= REQUIRED TASK =
Each record below should be repeated precisely as written.

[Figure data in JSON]

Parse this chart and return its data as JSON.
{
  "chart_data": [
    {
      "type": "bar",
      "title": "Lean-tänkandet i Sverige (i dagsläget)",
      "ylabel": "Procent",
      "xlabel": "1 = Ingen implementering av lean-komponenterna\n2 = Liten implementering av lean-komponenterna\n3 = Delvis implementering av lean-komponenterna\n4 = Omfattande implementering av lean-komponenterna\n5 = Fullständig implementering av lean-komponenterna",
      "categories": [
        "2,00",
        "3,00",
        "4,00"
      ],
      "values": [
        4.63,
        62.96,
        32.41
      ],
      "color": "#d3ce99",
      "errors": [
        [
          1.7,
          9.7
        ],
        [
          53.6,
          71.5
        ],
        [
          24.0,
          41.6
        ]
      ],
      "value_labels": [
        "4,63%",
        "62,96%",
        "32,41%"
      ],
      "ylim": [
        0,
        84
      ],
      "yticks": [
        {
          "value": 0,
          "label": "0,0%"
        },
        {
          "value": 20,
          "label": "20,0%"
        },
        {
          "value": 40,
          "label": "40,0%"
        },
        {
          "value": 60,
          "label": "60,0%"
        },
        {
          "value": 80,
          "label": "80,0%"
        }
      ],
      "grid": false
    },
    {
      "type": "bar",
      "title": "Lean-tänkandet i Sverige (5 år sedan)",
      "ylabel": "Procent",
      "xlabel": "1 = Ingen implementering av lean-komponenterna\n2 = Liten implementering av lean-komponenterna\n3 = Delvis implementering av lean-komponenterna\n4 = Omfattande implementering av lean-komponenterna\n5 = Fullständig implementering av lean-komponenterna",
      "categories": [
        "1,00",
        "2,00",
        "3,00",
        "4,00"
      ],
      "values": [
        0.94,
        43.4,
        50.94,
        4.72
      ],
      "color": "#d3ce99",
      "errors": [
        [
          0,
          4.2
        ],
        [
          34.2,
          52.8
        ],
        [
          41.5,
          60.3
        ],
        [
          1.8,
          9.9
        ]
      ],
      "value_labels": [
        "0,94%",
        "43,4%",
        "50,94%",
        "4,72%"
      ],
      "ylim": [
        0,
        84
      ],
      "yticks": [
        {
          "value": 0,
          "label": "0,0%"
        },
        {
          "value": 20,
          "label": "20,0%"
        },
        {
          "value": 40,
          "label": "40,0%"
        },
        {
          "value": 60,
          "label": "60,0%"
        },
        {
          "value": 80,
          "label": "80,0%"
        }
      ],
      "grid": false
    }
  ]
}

= OUTPUT FOR THIS TASK =
Parse this chart and return its data as JSON.
{
  "chart_data": [
    {
      "type": "bar",
      "title": "Lean-tänkandet i Sverige (i dagsläget)",
      "ylabel": "Procent",
      "xlabel": "1 = Ingen implementering av lean-komponenterna\n2 = Liten implementering av lean-komponenterna\n3 = Delvis implementering av lean-komponenterna\n4 = Omfattande implementering av lean-komponenterna\n5 = Fullständig implementering av lean-komponenterna",
      "categories": [
        "2,00",
        "3,00",
        "4,00"
      ],
      "values": [
        4.63,
        62.96,
        32.41
      ],
      "color": "#d3ce99",
      "errors": [
        [
          1.7,
          9.7
        ],
        [
          53.6,
          71.5
        ],
        [
          24.0,
          41.6
        ]
      ],
      "value_labels": [
        "4,63%",
        "62,96%",
        "32,41%"
      ],
      "ylim": [
        0,
        84
      ],
      "yticks": [
        {
          "value": 0,
          "label": "0,0%"
        },
        {
          "value": 20,
          "label": "20,0%"
        },
        {
          "value": 40,
          "label": "40,0%"
        },
        {
          "value": 60,
          "label": "60,0%"
        },
        {
          "value": 80,
          "label": "80,0%"
        }
      ],
      "grid": false
    },
    {
      "type": "bar",
      "title": "Lean-tänkandet i Sverige (5 år sedan)",
      "ylabel": "Procent",
      "xlabel": "1 = Ingen implementering av lean-komponenterna\n2 = Liten implementering av lean-komponenterna\n3 = Delvis implementering av lean-komponenterna\n4 = Omfattande implementering av lean-komponenterna\n5 = Fullständig implementering av lean-komponenterna",
      "categories": [
        "1,00",
        "2,00",
        "3,00",
        "4,00"
      ],
      "values": [
        0.94,
        43.4,
        50.94,
        4.72
      ],
      "color": "#d3ce99",
      "errors": [
        [
          0,
          4.2
        ],
        [
          34.2,
          52.8
        ],
        [
          41.5,
          60.3
        ],
        [
          1.8,
          9.9
        ]
      ],
      "value_labels": [
        "0,94%",
        "43,4%",
        "50,94%",
        "4,72%"
      ],
      "ylim": [
        0,
        84
      ],
      "yticks": [
        {
          "value": 0,
          "label": "0,0%"
        },
        {
          "value": 20,
          "label": "20,0%"
        },
        {
          "value": 40,
          "label": "40,0%"
        },
        {
          "value": 60,
          "label": "60,0%"
        },
        {
          "value": 80,
          "label": "80,0%"
        }
      ],
      "grid": false
    }
  ]
}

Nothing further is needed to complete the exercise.